A verbatim copy of all entries is the expected output.

Start of Data listing

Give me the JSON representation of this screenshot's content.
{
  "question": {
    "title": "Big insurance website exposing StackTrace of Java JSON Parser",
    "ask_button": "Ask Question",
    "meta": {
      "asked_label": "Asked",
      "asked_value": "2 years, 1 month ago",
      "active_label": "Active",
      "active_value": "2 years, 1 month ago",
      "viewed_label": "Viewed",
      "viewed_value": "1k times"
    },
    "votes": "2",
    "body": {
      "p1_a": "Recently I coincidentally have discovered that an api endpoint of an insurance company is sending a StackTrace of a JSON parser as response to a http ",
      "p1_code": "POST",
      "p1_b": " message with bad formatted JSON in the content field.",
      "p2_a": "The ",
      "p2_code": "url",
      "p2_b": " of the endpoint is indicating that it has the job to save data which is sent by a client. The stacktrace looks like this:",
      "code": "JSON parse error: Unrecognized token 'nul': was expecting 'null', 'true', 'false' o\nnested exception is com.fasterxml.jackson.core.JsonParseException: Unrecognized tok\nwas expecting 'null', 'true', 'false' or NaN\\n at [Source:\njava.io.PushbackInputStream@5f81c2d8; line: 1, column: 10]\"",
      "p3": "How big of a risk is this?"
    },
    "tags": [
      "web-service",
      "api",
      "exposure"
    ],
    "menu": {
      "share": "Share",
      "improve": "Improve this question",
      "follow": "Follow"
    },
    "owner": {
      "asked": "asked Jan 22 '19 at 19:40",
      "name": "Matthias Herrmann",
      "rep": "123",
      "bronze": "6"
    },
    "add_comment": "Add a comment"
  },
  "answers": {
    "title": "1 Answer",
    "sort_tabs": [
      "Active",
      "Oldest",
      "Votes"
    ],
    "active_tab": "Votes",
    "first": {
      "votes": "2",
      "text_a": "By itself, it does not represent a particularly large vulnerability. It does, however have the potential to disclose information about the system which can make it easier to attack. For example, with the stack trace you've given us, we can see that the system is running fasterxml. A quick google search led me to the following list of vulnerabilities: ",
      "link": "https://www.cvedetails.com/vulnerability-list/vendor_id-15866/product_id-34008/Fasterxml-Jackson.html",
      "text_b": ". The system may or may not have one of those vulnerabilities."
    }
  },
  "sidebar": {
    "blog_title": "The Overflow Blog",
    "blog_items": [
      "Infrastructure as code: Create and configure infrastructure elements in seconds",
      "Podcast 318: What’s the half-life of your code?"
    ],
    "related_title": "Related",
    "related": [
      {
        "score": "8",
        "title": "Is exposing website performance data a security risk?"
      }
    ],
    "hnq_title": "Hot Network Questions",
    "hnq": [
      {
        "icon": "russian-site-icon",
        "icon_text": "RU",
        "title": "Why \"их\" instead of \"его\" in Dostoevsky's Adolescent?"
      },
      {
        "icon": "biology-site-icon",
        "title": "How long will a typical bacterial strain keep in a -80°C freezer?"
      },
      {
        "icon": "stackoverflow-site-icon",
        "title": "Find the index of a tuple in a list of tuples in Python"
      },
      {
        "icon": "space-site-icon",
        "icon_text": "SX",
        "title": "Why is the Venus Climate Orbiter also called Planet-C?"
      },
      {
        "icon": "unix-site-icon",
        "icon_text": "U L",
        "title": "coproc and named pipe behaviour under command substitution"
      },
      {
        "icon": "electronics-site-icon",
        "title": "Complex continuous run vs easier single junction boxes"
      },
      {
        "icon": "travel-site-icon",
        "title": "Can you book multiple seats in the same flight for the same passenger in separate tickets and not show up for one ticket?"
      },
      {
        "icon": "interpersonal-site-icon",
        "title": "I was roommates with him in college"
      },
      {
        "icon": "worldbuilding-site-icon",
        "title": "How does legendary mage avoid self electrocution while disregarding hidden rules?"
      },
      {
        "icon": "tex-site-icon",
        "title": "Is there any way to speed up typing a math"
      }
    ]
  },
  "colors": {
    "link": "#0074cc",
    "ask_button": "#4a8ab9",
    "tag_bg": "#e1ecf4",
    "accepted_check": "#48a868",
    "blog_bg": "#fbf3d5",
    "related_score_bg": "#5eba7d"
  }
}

End of Data listing

■ **The answer**:
Give me the JSON representation of this screenshot's content.
{
  "question": {
    "title": "Big insurance website exposing StackTrace of Java JSON Parser",
    "ask_button": "Ask Question",
    "meta": {
      "asked_label": "Asked",
      "asked_value": "2 years, 1 month ago",
      "active_label": "Active",
      "active_value": "2 years, 1 month ago",
      "viewed_label": "Viewed",
      "viewed_value": "1k times"
    },
    "votes": "2",
    "body": {
      "p1_a": "Recently I coincidentally have discovered that an api endpoint of an insurance company is sending a StackTrace of a JSON parser as response to a http ",
      "p1_code": "POST",
      "p1_b": " message with bad formatted JSON in the content field.",
      "p2_a": "The ",
      "p2_code": "url",
      "p2_b": " of the endpoint is indicating that it has the job to save data which is sent by a client. The stacktrace looks like this:",
      "code": "JSON parse error: Unrecognized token 'nul': was expecting 'null', 'true', 'false' o\nnested exception is com.fasterxml.jackson.core.JsonParseException: Unrecognized tok\nwas expecting 'null', 'true', 'false' or NaN\\n at [Source:\njava.io.PushbackInputStream@5f81c2d8; line: 1, column: 10]\"",
      "p3": "How big of a risk is this?"
    },
    "tags": [
      "web-service",
      "api",
      "exposure"
    ],
    "menu": {
      "share": "Share",
      "improve": "Improve this question",
      "follow": "Follow"
    },
    "owner": {
      "asked": "asked Jan 22 '19 at 19:40",
      "name": "Matthias Herrmann",
      "rep": "123",
      "bronze": "6"
    },
    "add_comment": "Add a comment"
  },
  "answers": {
    "title": "1 Answer",
    "sort_tabs": [
      "Active",
      "Oldest",
      "Votes"
    ],
    "active_tab": "Votes",
    "first": {
      "votes": "2",
      "text_a": "By itself, it does not represent a particularly large vulnerability. It does, however have the potential to disclose information about the system which can make it easier to attack. For example, with the stack trace you've given us, we can see that the system is running fasterxml. A quick google search led me to the following list of vulnerabilities: ",
      "link": "https://www.cvedetails.com/vulnerability-list/vendor_id-15866/product_id-34008/Fasterxml-Jackson.html",
      "text_b": ". The system may or may not have one of those vulnerabilities."
    }
  },
  "sidebar": {
    "blog_title": "The Overflow Blog",
    "blog_items": [
      "Infrastructure as code: Create and configure infrastructure elements in seconds",
      "Podcast 318: What’s the half-life of your code?"
    ],
    "related_title": "Related",
    "related": [
      {
        "score": "8",
        "title": "Is exposing website performance data a security risk?"
      }
    ],
    "hnq_title": "Hot Network Questions",
    "hnq": [
      {
        "icon": "russian-site-icon",
        "icon_text": "RU",
        "title": "Why \"их\" instead of \"его\" in Dostoevsky's Adolescent?"
      },
      {
        "icon": "biology-site-icon",
        "title": "How long will a typical bacterial strain keep in a -80°C freezer?"
      },
      {
        "icon": "stackoverflow-site-icon",
        "title": "Find the index of a tuple in a list of tuples in Python"
      },
      {
        "icon": "space-site-icon",
        "icon_text": "SX",
        "title": "Why is the Venus Climate Orbiter also called Planet-C?"
      },
      {
        "icon": "unix-site-icon",
        "icon_text": "U L",
        "title": "coproc and named pipe behaviour under command substitution"
      },
      {
        "icon": "electronics-site-icon",
        "title": "Complex continuous run vs easier single junction boxes"
      },
      {
        "icon": "travel-site-icon",
        "title": "Can you book multiple seats in the same flight for the same passenger in separate tickets and not show up for one ticket?"
      },
      {
        "icon": "interpersonal-site-icon",
        "title": "I was roommates with him in college"
      },
      {
        "icon": "worldbuilding-site-icon",
        "title": "How does legendary mage avoid self electrocution while disregarding hidden rules?"
      },
      {
        "icon": "tex-site-icon",
        "title": "Is there any way to speed up typing a math"
      }
    ]
  },
  "colors": {
    "link": "#0074cc",
    "ask_button": "#4a8ab9",
    "tag_bg": "#e1ecf4",
    "accepted_check": "#48a868",
    "blog_bg": "#fbf3d5",
    "related_score_bg": "#5eba7d"
  }
}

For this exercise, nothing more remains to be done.